** Start Data entries **

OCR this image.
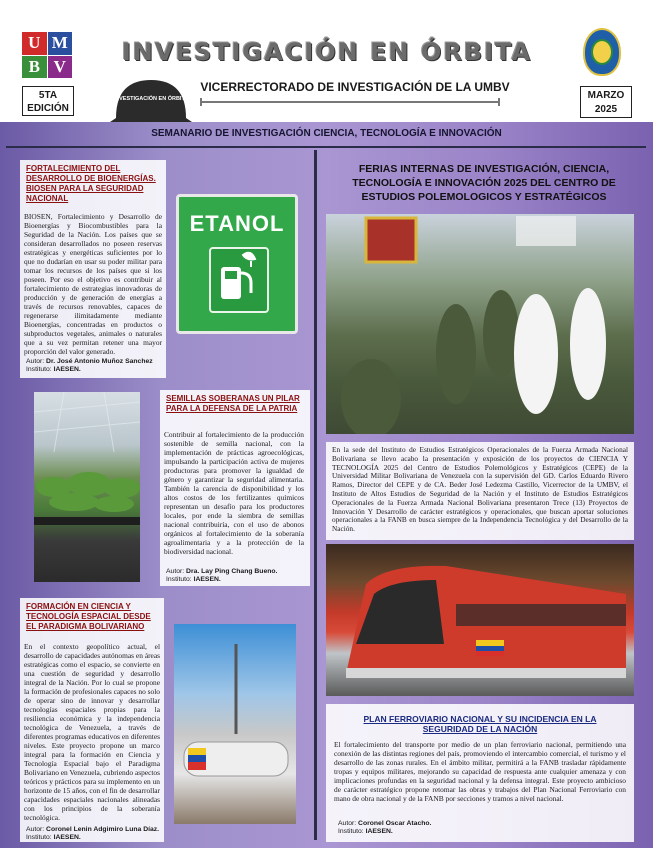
U M
B V
INVESTIGACIÓN EN ÓRBITA
5TA
EDICIÓN
INVESTIGACIÓN EN ÓRBITA
VICERRECTORADO DE INVESTIGACIÓN DE LA UMBV
MARZO
2025
SEMANARIO DE INVESTIGACIÓN CIENCIA, TECNOLOGÍA E INNOVACIÓN
FORTALECIMIENTO DEL DESARROLLO DE BIOENERGÍAS. BIOSEN PARA LA SEGURIDAD NACIONAL
BIOSEN, Fortalecimiento y Desarrollo de Bioenergías y Biocombustibles para la Seguridad de la Nación. Los países que se consideran desarrollados no poseen reservas estratégicas y energéticas suficientes por lo que no dudarían en usar su poder militar para tomar los recursos de los países que si los poseen. Por eso el objetivo es contribuir al fortalecimiento de estrategias innovadoras de producción y de generación de energías a través de recursos renovables, capaces de regenerarse ilimitadamente mediante Bioenergías, concentradas en productos o subproductos vegetales, animales o naturales que a su vez permitan retener una mayor proporción del valor generado.
Autor: Dr. José Antonio Muñoz Sanchez
Instituto: IAESEN.
ETANOL
SEMILLAS SOBERANAS UN PILAR PARA LA DEFENSA DE LA PATRIA
Contribuir al fortalecimiento de la producción sostenible de semilla nacional, con la implementación de prácticas agroecológicas, impulsando la participación activa de mujeres productoras para promover la igualdad de género y garantizar la seguridad alimentaria. También la carencia de disponibilidad y los altos costos de los fertilizantes químicos representan un desafío para los productores locales, por ende la siembra de semillas nacional contribuiría, con el uso de abonos orgánicos al fortalecimiento de la soberanía agroalimentaria y a la protección de la biodiversidad nacional.
Autor: Dra. Lay Ping Chang Bueno.
Instituto: IAESEN.
FORMACIÓN EN CIENCIA Y TECNOLOGÍA ESPACIAL DESDE EL PARADIGMA BOLIVARIANO
En el contexto geopolítico actual, el desarrollo de capacidades autónomas en áreas estratégicas como el espacio, se convierte en una cuestión de seguridad y desarrollo integral de la Nación. Por lo cual se propone la formación de profesionales capaces no solo de operar sino de innovar y desarrollar tecnologías espaciales propias para la resiliencia económica y la independencia tecnológica de Venezuela, a través de diferentes programas educativos en diferentes niveles. Este proyecto propone un marco integral para la formación en Ciencia y Tecnología Espacial bajo el Paradigma Bolivariano en Venezuela, cubriendo aspectos teóricos y prácticos para su implemento en un horizonte de 15 años, con el fin de desarrollar capacidades espaciales nacionales alineadas con los principios de la soberanía tecnológica.
Autor: Coronel Lenin Adgimiro Luna Díaz.
Instituto: IAESEN.
FERIAS INTERNAS DE INVESTIGACIÓN, CIENCIA, TECNOLOGÍA E INNOVACIÓN 2025 DEL CENTRO DE ESTUDIOS POLEMOLOGICOS Y ESTRATÉGICOS
En la sede del Instituto de Estudios Estratégicos Operacionales de la Fuerza Armada Nacional Bolivariana se llevo acabo la presentación y exposición de los proyectos de CIENCIA Y TECNOLOGÍA 2025 del Centro de Estudios Polemológicos y Estratégicos (CEPE) de la Universidad Militar Bolivariana de Venezuela con la supervisión del GD. Carlos Eduardo Rivero Ramos, Director del CEPE y de CA. Beder José Ledezma Castillo, Vicerrector de la UMBV, el Instituto de Altos Estudios de Seguridad de la Nación y el Instituto de Estudios Estratégicos Operacionales de la Fuerza Armada Nacional Bolivariana presentaron Trece (13) Proyectos de Innovación Y Desarrollo de carácter estratégicos y operacionales, que buscan aportar soluciones operacionales a la FANB en busca siempre de la Independencia Tecnológica y del Desarrollo de la Nación.
PLAN FERROVIARIO NACIONAL Y SU INCIDENCIA EN LA SEGURIDAD DE LA NACIÓN
El fortalecimiento del transporte por medio de un plan ferroviario nacional, permitiendo una conexión de las distintas regiones del país, promoviendo el intercambio comercial, el turismo y el desarrollo de las zonas rurales. En el ámbito militar, permitirá a la FANB trasladar rápidamente tropas y equipos militares, mejorando su capacidad de respuesta ante cualquier amenaza y con implicaciones profundas en la seguridad nacional y la defensa integral. Este proyecto ambicioso de carácter estratégico propone retomar las obras y trabajos del Plan Nacional Ferroviario con mano de obra nacional y de la FANB por secciones y tramos a nivel nacional.
Autor: Coronel Oscar Atacho.
Instituto: IAESEN.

** End Data entries **

- Task brief: Copy every line of the records above that holds the word "INVESTIGACIÓN".

- Output of the exercise:
INVESTIGACIÓN EN ÓRBITA
INVESTIGACIÓN EN ÓRBITA
VICERRECTORADO DE INVESTIGACIÓN DE LA UMBV
SEMANARIO DE INVESTIGACIÓN CIENCIA, TECNOLOGÍA E INNOVACIÓN
FERIAS INTERNAS DE INVESTIGACIÓN, CIENCIA, TECNOLOGÍA E INNOVACIÓN 2025 DEL CENTRO DE ESTUDIOS POLEMOLOGICOS Y ESTRATÉGICOS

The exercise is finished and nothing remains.